■ **DIRECTIONS FOR THIS TASK**:
Pull out from the material below all lines with "icon".

Stored data entries:
____
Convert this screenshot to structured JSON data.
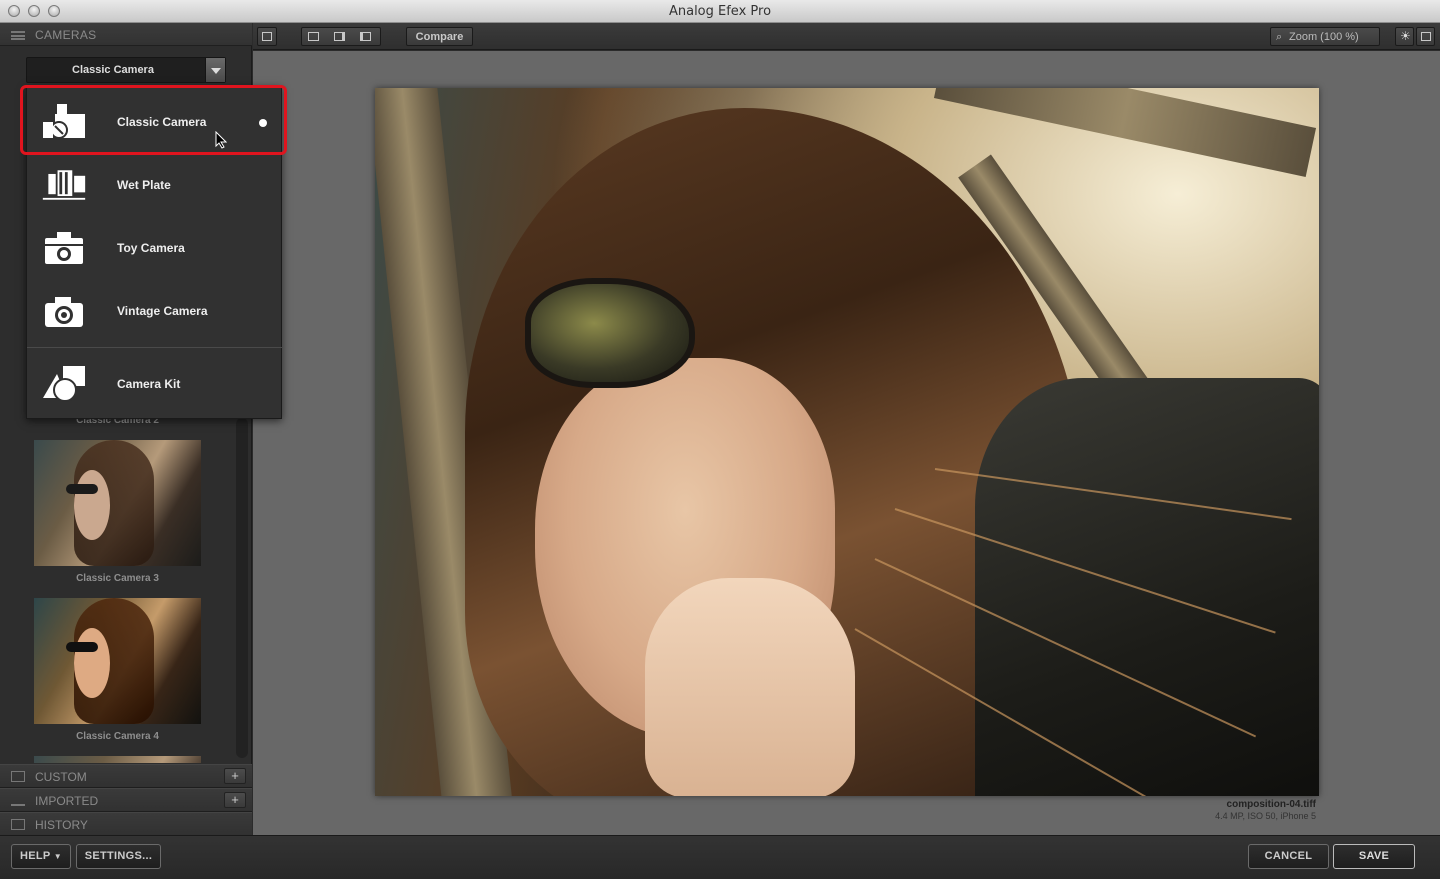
{
  "window": {
    "title": "Analog Efex Pro"
  },
  "sidebar": {
    "header": "CAMERAS",
    "dropdown_value": "Classic Camera",
    "menu": [
      {
        "label": "Classic Camera",
        "icon": "classic-camera-icon",
        "selected": true
      },
      {
        "label": "Wet Plate",
        "icon": "wet-plate-icon"
      },
      {
        "label": "Toy Camera",
        "icon": "toy-camera-icon"
      },
      {
        "label": "Vintage Camera",
        "icon": "vintage-camera-icon"
      },
      {
        "label": "Camera Kit",
        "icon": "camera-kit-icon"
      }
    ],
    "presets": [
      {
        "label": "Classic Camera 2"
      },
      {
        "label": "Classic Camera 3"
      },
      {
        "label": "Classic Camera 4"
      }
    ],
    "sections": [
      {
        "label": "CUSTOM",
        "has_add": true
      },
      {
        "label": "IMPORTED",
        "has_add": true
      },
      {
        "label": "HISTORY",
        "has_add": false
      }
    ]
  },
  "toolbar": {
    "compare_label": "Compare",
    "zoom_label": "Zoom (100 %)"
  },
  "image": {
    "filename": "composition-04.tiff",
    "meta": "4.4 MP, ISO 50, iPhone 5"
  },
  "footer": {
    "help_label": "HELP",
    "settings_label": "SETTINGS...",
    "cancel_label": "CANCEL",
    "save_label": "SAVE"
  }
}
____
■ **WORKED SOLUTION**:
        "icon": "classic-camera-icon",
        "icon": "wet-plate-icon"
        "icon": "toy-camera-icon"
        "icon": "vintage-camera-icon"
        "icon": "camera-kit-icon"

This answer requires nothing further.